_Aim of the task_
Don't copy the pictures; return every other part of the records exactly.

_The records_
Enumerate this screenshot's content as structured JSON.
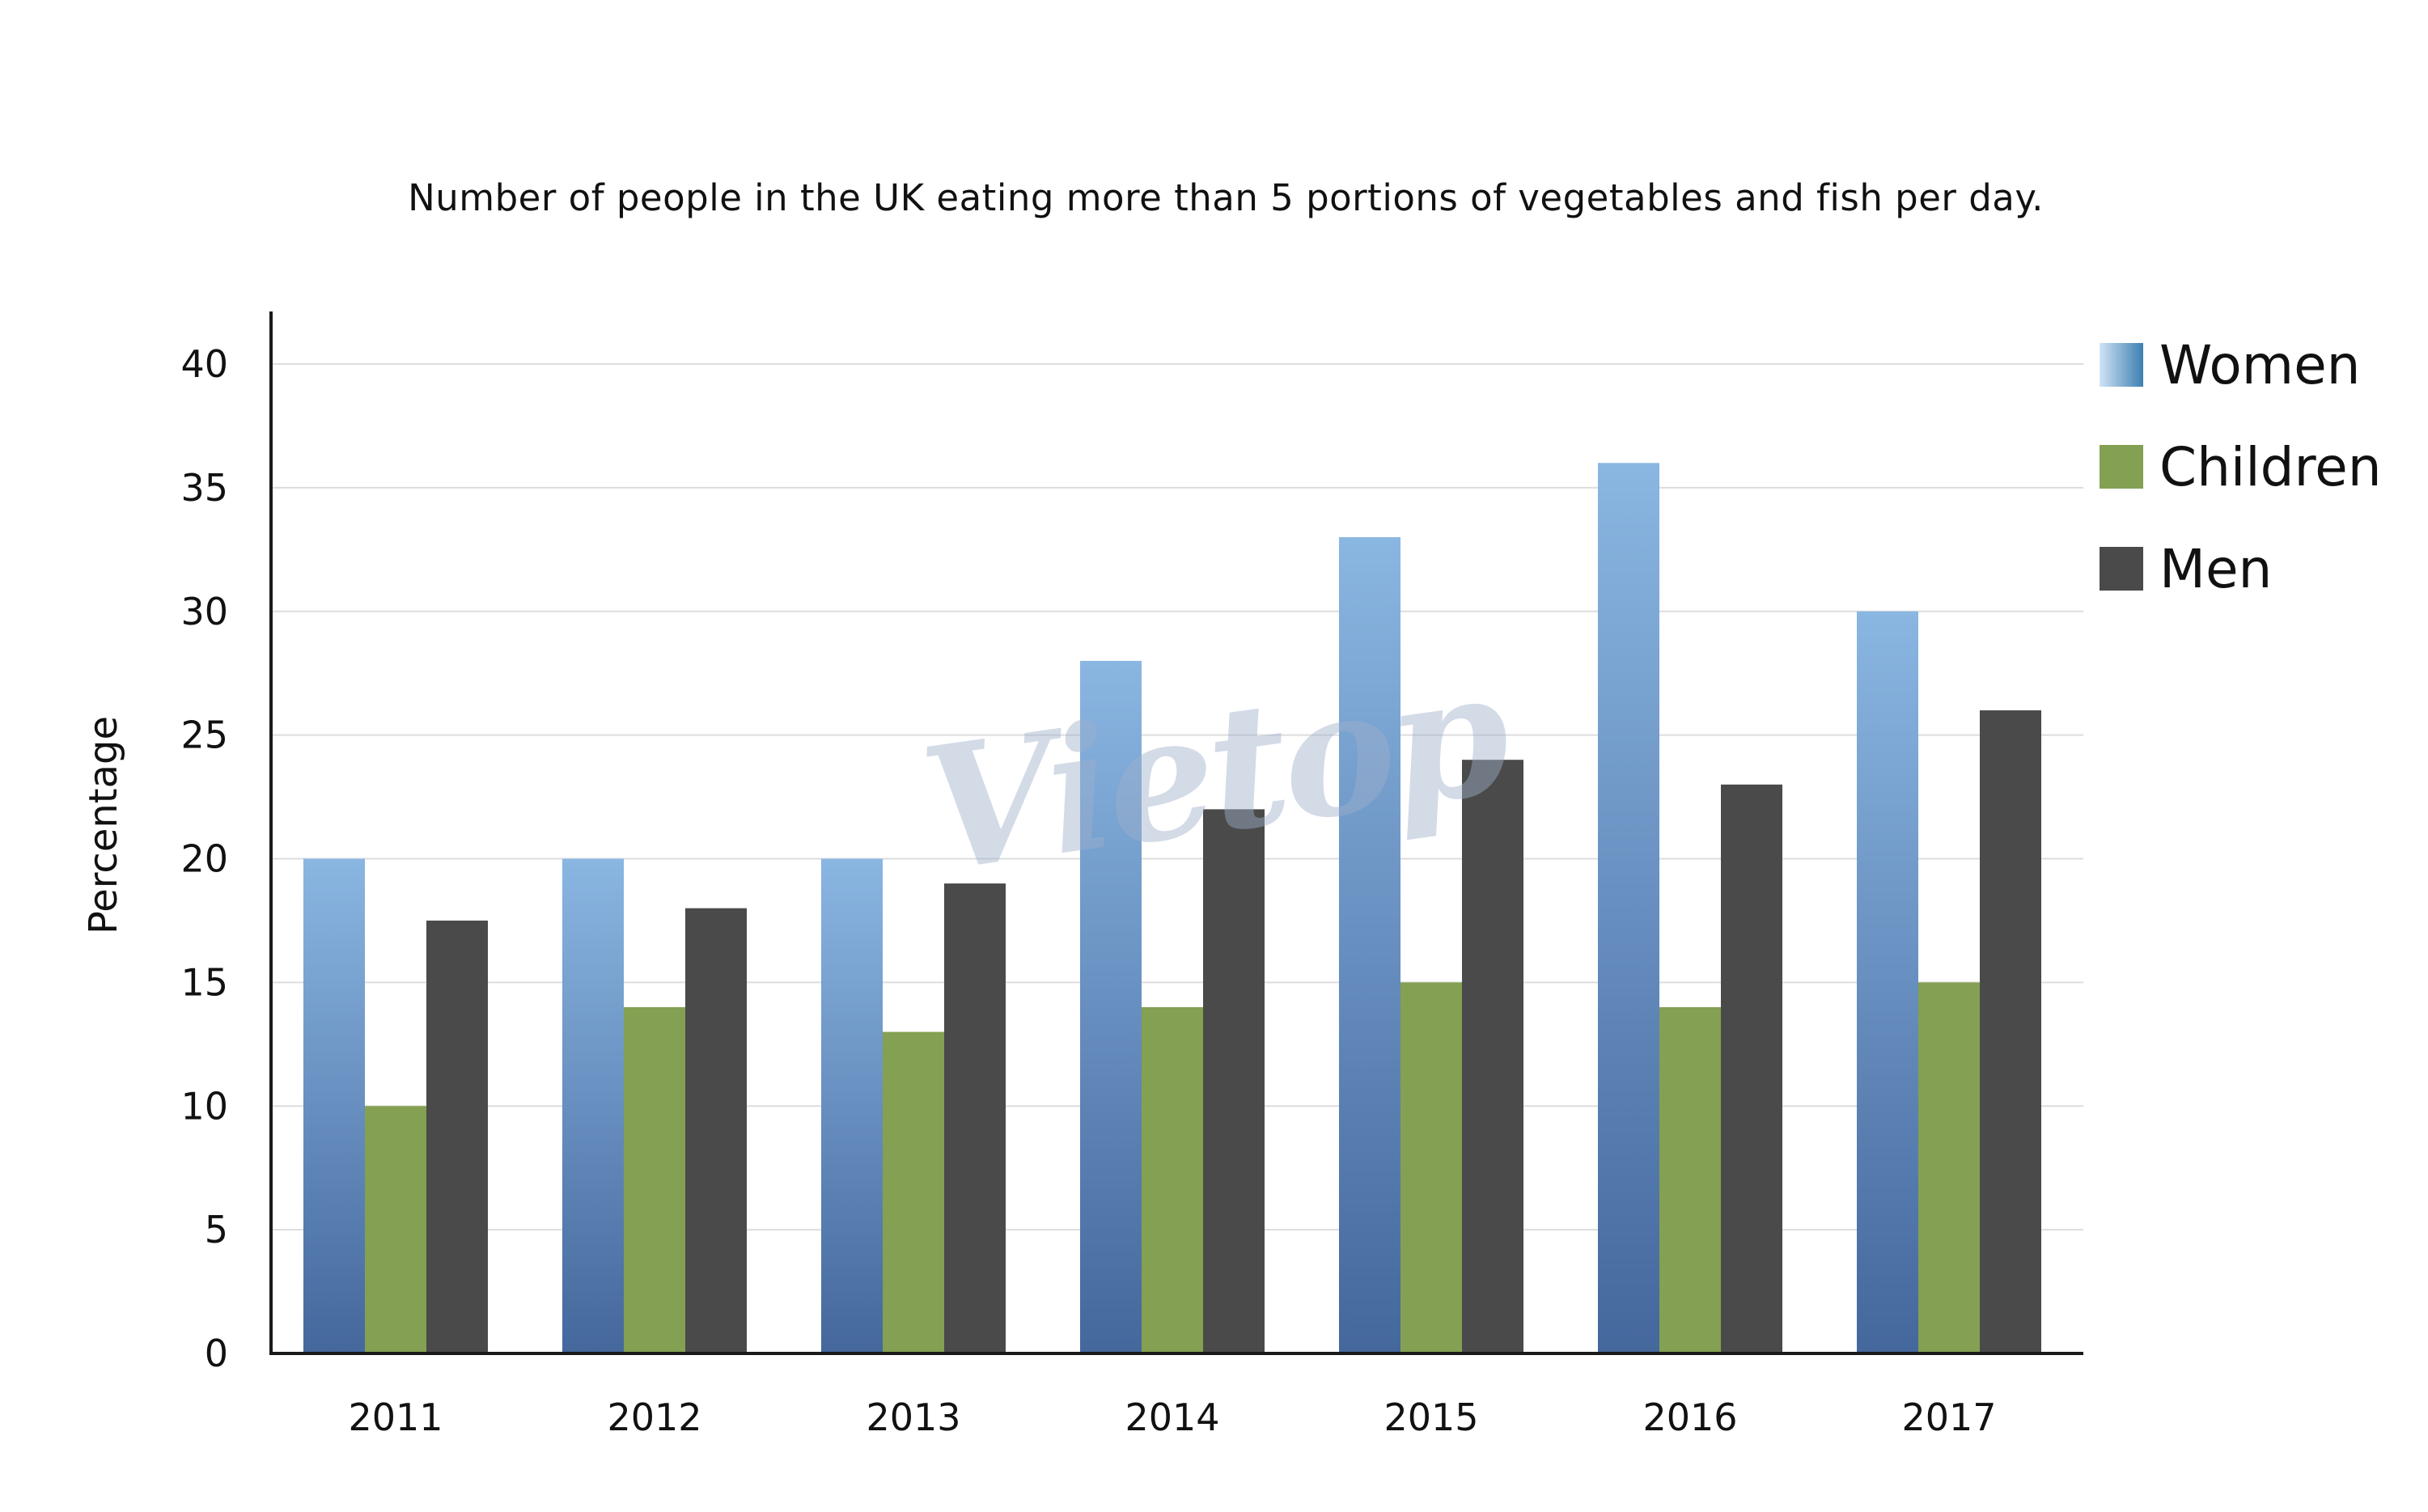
{
  "chart_data": {
    "type": "bar",
    "title": "Number of people in the UK eating more than 5 portions of vegetables and fish per day.",
    "xlabel": "",
    "ylabel": "Percentage",
    "categories": [
      "2011",
      "2012",
      "2013",
      "2014",
      "2015",
      "2016",
      "2017"
    ],
    "series": [
      {
        "name": "Women",
        "values": [
          20,
          20,
          20,
          28,
          33,
          36,
          30
        ],
        "color": "#4a6fa5"
      },
      {
        "name": "Children",
        "values": [
          10,
          14,
          13,
          14,
          15,
          14,
          15
        ],
        "color": "#84a052"
      },
      {
        "name": "Men",
        "values": [
          17.5,
          18,
          19,
          22,
          24,
          23,
          26
        ],
        "color": "#4a4a4a"
      }
    ],
    "ylim": [
      0,
      40
    ],
    "yticks": [
      0,
      5,
      10,
      15,
      20,
      25,
      30,
      35,
      40
    ],
    "grid": true,
    "legend_position": "top-right"
  },
  "watermark_text": "Vietop",
  "colors": {
    "women_top": "#8ab6e2",
    "women_bottom": "#44679c",
    "children": "#84a052",
    "men": "#4a4a4a",
    "grid": "#dddddd",
    "axis": "#1a1a1a"
  }
}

_In response_
Enumerate this screenshot's content as structured JSON.
{
  "chart_data": {
    "type": "bar",
    "title": "Number of people in the UK eating more than 5 portions of vegetables and fish per day.",
    "xlabel": "",
    "ylabel": "Percentage",
    "categories": [
      "2011",
      "2012",
      "2013",
      "2014",
      "2015",
      "2016",
      "2017"
    ],
    "series": [
      {
        "name": "Women",
        "values": [
          20,
          20,
          20,
          28,
          33,
          36,
          30
        ],
        "color": "#4a6fa5"
      },
      {
        "name": "Children",
        "values": [
          10,
          14,
          13,
          14,
          15,
          14,
          15
        ],
        "color": "#84a052"
      },
      {
        "name": "Men",
        "values": [
          17.5,
          18,
          19,
          22,
          24,
          23,
          26
        ],
        "color": "#4a4a4a"
      }
    ],
    "ylim": [
      0,
      40
    ],
    "yticks": [
      0,
      5,
      10,
      15,
      20,
      25,
      30,
      35,
      40
    ],
    "grid": true,
    "legend_position": "top-right"
  },
  "watermark_text": "Vietop",
  "colors": {
    "women_top": "#8ab6e2",
    "women_bottom": "#44679c",
    "children": "#84a052",
    "men": "#4a4a4a",
    "grid": "#dddddd",
    "axis": "#1a1a1a"
  }
}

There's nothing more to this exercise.